* WORK TO BE COMPLETED: Each line below that contains "Pauvre" counts once; report the total and nothing more.

─── EXERCISE INPUTS ───

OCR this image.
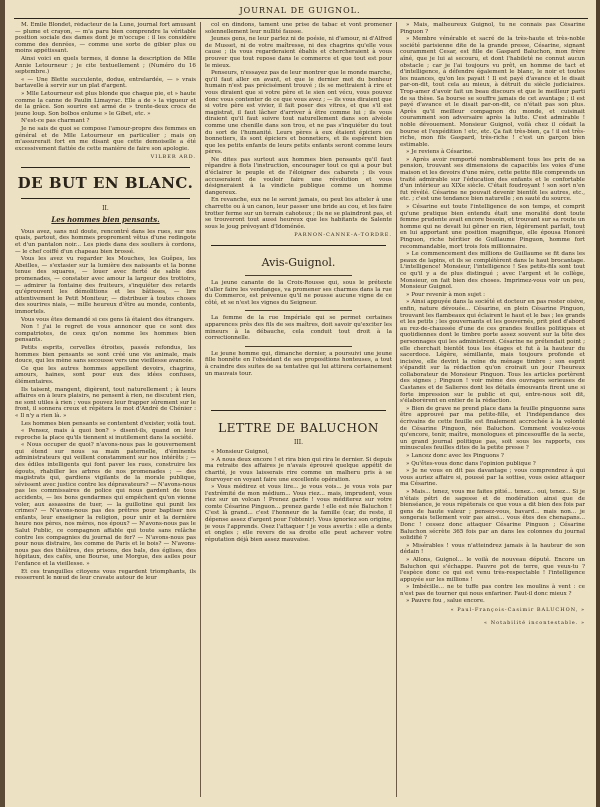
JOURNAL DE GUIGNOL.

M. Emile Blondet, rédacteur de la Lune, journal fort amusant — plume et crayon, — m'a paru bien comprendre la véritable position sociale des dames dont je m'occupe : il les considère comme des denrées, — comme une sorte de gibier plus ou moins appétissant.

Ainsi voici en quels termes, il donne la description de Mlle Annie Letourneur ; je cite textuellement ; (Numéro du 16 septembre.)

« — Une Blette succulente, dodue, entrelardée, — » vrais bartavelle à servir sur un plat d'argent.

» Mlle Letourneur est plus blonde que chaque pie, et » haute comme la canne de Paulin Limayrac. Elle a de » la vigueur et de la grâce. Son sourire est armé de » trente-deux crocs de jeune loup. Son bolbos enlume » le Gibet, etc. »

N'est-ce pas charmant ?

Je ne sais de quoi se compose l'amour-propre des femmes en général et de Mlle Letourneur en particulier ; mais on m'assurerait fort en me disant que cette demoiselle a été excessivement flattée de cette manière de faire son apologie.

VILBER ARD.

DE BUT EN BLANC.
II.
Les hommes bien pensants.

Vous avez, sans nul doute, rencontré dans les rues, sur nos quais, partout, des hommes proprement vêtus d'une redingote et d'un pantalon noir... Les pieds dans des souliers à cordons, — le chef coiffé d'un chapeau bien brossé.

Vous les avez vu regarder les Mouches, les Guêpes, les Abeilles, — s'extasier sur la lumière des naissants et la bonne tenue des squares, — louer avec fierté de sable des promenades, — constater avec amour la largeur des trottoirs, — admirer la fontaine des fruiteurs, s'inquiéter des retards qu'éprouvent les démolitions et les bâtisses, — lire attentivement le Petit Moniteur, — distribuer à toutes choses des sourires niais, — mille heureux d'être au monde, contents, immortels.

Vous vous êtes demandé si ces gens là étaient des étrangers.

Non ! j'ai le regret de vous annoncer que ce sont des compatriotes, de ceux qu'on nomme les hommes bien pensants.

Petits esprits, cervelles étroites, passés refondus, les hommes bien pensants se sont créé une vie animale, mais douce, qui les mène sans secousse vers une vieillesse avancée.

Ce que les autres hommes appellent devoirs, chagrins, amours, haines, sont pour eux des idées confuses, élémentaires.

Ils taisent, mangent, digèrent, tout naturellement ; à leurs affaires en à leurs plaisirs, ne pensent à rien, ne discutent rien, ne sont utiles à rien ; vous pouvez leur frapper sûrement sur le front, il sonnera creux et répètera le mot d'André de Chénier : « Il n'y a rien là. »

Les hommes bien pensants se contentent d'exister, voilà tout.

« Pensez, mais à quoi bon? » disent-ils, quand on leur reproche la place qu'ils tiennent si inutilement dans la société.

« Nous occuper de quoi? n'avons-nous pas le gouvernement qui étend sur nous sa main paternelle, d'éminents administrateurs qui veillent constamment sur nos intérêts ; — des édiles intelligents qui font paver les rues, construire les égouts, rhabiller les arbres de nos promenades ; — des magistrats qui, gardiens vigilants de la morale publique, sévissent avec justice contre les dépravateurs? — N'avons-nous pas les commissaires de police qui nous gardent de tous accidents, — les bons gendarmes qui empêchent qu'on vienne voler, aux assassins de tuer, — la guillotine qui punit les crimes? — N'avons-nous pas des prêtres pour baptiser nos enfants, leur enseigner la religion, pour unir et la dernière heure nos pères, nos mères, nos époux? — N'avons-nous pas le Salut Public, ce compagnon affable qui toute sans relâche contre les compagnies du journal de fer? — N'avons-nous pas pour nous distraire, les comme de Paris et le bois? — N'avons-nous pas des théâtres, des prisons, des bals, des églises, des hôpitaux, des cafés, une Bourse, une Morgue, des asiles pour l'enfance et la vieillesse. »

Et ces tranquilles citoyens vous regardent triomphants, ils resserrent le nœud de leur cravate autour de leur

col en dindons, tament une prise de tabac et vont promener solennellement leur nullité fausse.

Jeunes gens, ne leur parlez ni de poésie, ni d'amour, ni d'Alfred de Musset, ni de votre maîtresse, ni des chagrins qu'elle vous cause ; ils vous regarderaient ébahis et chercheraient à vous prouver que tout repose dans le commerce et que tout est pour le mieux.

Penseurs, n'essayez pas de leur montrer que le monde marche, qu'il faut aller en avant, et que le dernier mot du bonheur humain n'est pas précisément trouvé ; ils se mettraient à rire et vous diraient que si votre père et le sien ont vécu, vous pouvez donc vous contenter de ce que vous avez ; — ils vous diraient que si votre père est vivier, il fait poser des vitres, et que s'il est magistrat, il faut lâcher d'arriver à être comme lui ; ils vous diraient qu'il faut suivre tout naturellement dans son alvéole comme une chenille dans son trou, et ne pas s'inquiéter du tout du sort de l'humanité. Leurs pères à eux étaient épiciers ou bonnetiers, ils sont épiciers et bonnetiers, et ils espèrent bien que les petits enfants de leurs petits enfants seront comme leurs pères.

Ne dites pas surtout aux hommes bien pensants qu'il faut répandre à flots l'instruction, encourager tout ce qui a pour but d'éclairer le peuple et de l'éloigner des cabarets ; ils vous accuseraient de vouloir faire une révolution et vous désigneraient à la vindicte publique comme un homme dangereux.

En revanche, eux ne le seront jamais, ou peut les atteler à une charrette ou à un canon, leur passer une bride au cou, et les faire trotter ferme sur un terrain cahoteux ; ils ne se plaindront pas, et se trouveront tout aussi heureux que les habitants de Salente sous le joug prévoyant d'Idoménée.

PARNON-CANNE-A-TORDRE.

Avis-Guignol.

La jeune canante de la Croix-Rousse qui, sous le prétexte d'aller faire les vendanges, va promener ses charmes dans la rue du Commerce, est prévenue qu'il ne pousse aucune vigne de ce côté, et se n'est les vignes du Seigneur.

La femme de la rue Impériale qui se permet certaines apparences près des fils de ses maîtres, doit savoir qu'exciter les mineurs à la débauche, cela conduit tout droit à la correctionnelle.

Le jeune homme qui, dimanche dernier, a poursuivi une jeune fille honnête en l'obsédant de ses propositions honteuses, a tout à craindre des suites de sa tentative qui lui attirera certainement un mauvais tour.

LETTRE DE BALUCHON
III.

« Monsieur Guignol,

» A nous deux encore ! et rira bien qui rira le dernier. Si depuis ma retraite des affaires je n'avais éprouvé quelque appétit de charité, je vous laisserais rire comme un malheru pris à se fourvoyer en voyant faire une excellente opération.

» Vous médirez et vous lire... je vous vois... je vous vois par l'extrémité de mon médium... Vous riez... mais, imprudent, vous riez sur un volcan ! Prenez garde ! vous méditerez sur votre comte Césarine Pinguon... prenez garde ! elle est née Baluchon ! C'est là grand... c'est l'honneur de la famille (car, du reste, il dépense assez d'argent pour l'obtenir). Vous ignoriez son origine, je vous l'apprends. Osez l'attaquer ! je vous avertis : elle a dents et ongles ; elle revers de sa droite elle peut achever votre réputation déjà bien assez mauvaise.

» Mais, malheureux Guignol, tu ne connais pas Césarine Pinguon ?

» Membre vénérable et sacré de la très-haute et très-noble société parisienne dite de la grande presse, Césarine, signant couramment Cesar, est fille de Gaspard Baluchon, mon frère aîné, que je lui ai secouru, et dont l'habileté ne connut aucun obstacle ; car je l'ai toujours vu prêt, en homme de tact et d'intelligence, à défendre également le blanc, le noir et toutes les nuances, qu'on les payait ! Il est payé d'avance et le disait par-on-dit, tout cela au mieux, à détruit du siècle judiciaires. Trop-amer d'avoir fait un beau discours et que le meilleur parti de sa thèse. Sa bourse se souffre jamais de cet avantage ; il est payé d'avance et le disait par-on-dit, ce n'était pas son plus. Après qu'il meilleur compagnon du monde, et cuisinait couramment son adversaire après la lutte. C'est admirable ! noble dévouement. Monsieur Guignol, voilà chez il cédait la bourse et l'expédition ! etc, etc. Ça fait très-bien, ça ! il est très-riche, mon fils Gaspard, très-riche ! c'est un garçon bien estimable.

» Je reviens à Césarine.

» Après avoir remporté nombrablement tous les prix de sa pension, trouvant ses dimensions de capacités les voies d'une maison et les devoirs d'une mère, cette petite fille comprends un traité admirable sur l'éducation des enfants et le confortable d'un intérieur au XIXe siècle. C'était foudroyant ! son sort n'en fut révélé. Césarine ne pouvait devenir bientôt les autres, etc., etc. ; c'est une tendance bien naturelle ; en sauté du source.

» Césarine eut toute l'intelligence de son temps, et comprit qu'une pratique bien entendu était une moralité dont toute femme prudente avait encore besoin, et trouvant sur sa route un homme qui ne devait lui gêner en rien, légèrement parfait, tout en lui apportant une position magnifique, elle épousa Honoré Pinguon, riche héritier de Guillaume Pinguon, homme fort recommandable, mort trois fois millionnaire.

» Le commencement des millions de Guillaume se fit dans les peaux de lapins, et ils se complétèrent dans le haut brocantage. L'intelligence! Monsieur, l'intelligence ! Ses petits-fils sont tout ce qu'il y a de plus distingué ; avec l'argent et le collège, Monsieur, on fait bien des choses. Imprimez-vous voir un peu, Monsieur Guignol.

» Pour revenir à mon sujet :

» Ainsi appuyée dans la société et docteur en pas rester oisive, enfin, nature dévouée... Césarine, en plein Césarine Pinguon, trouvant les flambeaux qui éclairent le haut et le bas ; les grands et les petits ; les gouvernants et les gouvernés, prit pied d'abord au rez-de-chaussée d'une de ces grandes feuilles politiques et quotidiennes dont le timbre porte assez souvent sur la tête des personnages qui les administrent. Césarine ne prétendait point ; elle cherchait bientôt tous les étages et fut à la hauteur du sacerdoce. Légère, sémillante, mais toujours profonde et incisive, elle devint la reine du ménage timbre ; son esprit s'épandit sur la rédaction qu'on croirait un jour l'heureux collaborateur de Monsieur Pinguon. Tous les articles portèrent des signes ; Pinguon ! voir même des ouvrages serieuses de Castanes et de Salieres dont les détails émouvants firent une si forte impression sur le public et qui, entre-nous soit dit, s'élaborèrent en entier de la rédaction.

» Bien de grave ne prend place dans la feuille pinguonne sans être approuvé par ma petite-fille, et l'indépendance des écrivains de cette feuille est finalement accrochée à la volonté de Césarine Pinguon, née Baluchon. Comment voulez-vous qu'encore, tenir, maître, monologues et pincesouffle de la secte, un grand journal politique pas, soit sous les rapports, ces minuscules feuilles dites de la petite presse ?

» Lancez donc avec les Pinguons ?

» Qu'êtes-vous donc dans l'opinion publique ?

» Je ne vous en dit pas davantage ; vous comprendrez à qui vous auriez affaire si, poussé par la sottise, vous osiez attaquer ma Césarine.

» Mais... tenez, vous me faites pitié... tenez... oui, tenez... Si je n'étais pétri de sagesse et de modération ainsi que de bienséance, je vous répèterais ce que vous a dit bien des fois par gens de haute valeur ; pensez-vous, bavard... mais non... je songerais tellement voir pas ainsi... vous êtes des chenapans... Donc ! cessez donc attaquer Césarine Pinguon ; Césarine Baluchon sécrète 365 fois par an dans les colonnes du journal solidifié ?

» Misérables ! vous n'atteindrez jamais à la hauteur de son dédain !

» Allons, Guignol... le voilà de nouveau député. Encore un Baluchon qui s'échappe. Pauvre pot de terre, que veux-tu ? l'espèce donc ce qui est venu très-respectable ! l'intelligence appuyée sur les millions !

» Imbécille... ne te tuffe pas contre les moulins à vent : ce n'est pas de tourner qui nous enfariner. Faut-il donc mieux ?

» Pauvre fou , salue encore.

« Paul-François-Casimir BALUCHON, »

« Notabilité incontestable. »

───

* CORRECT RESULT: 2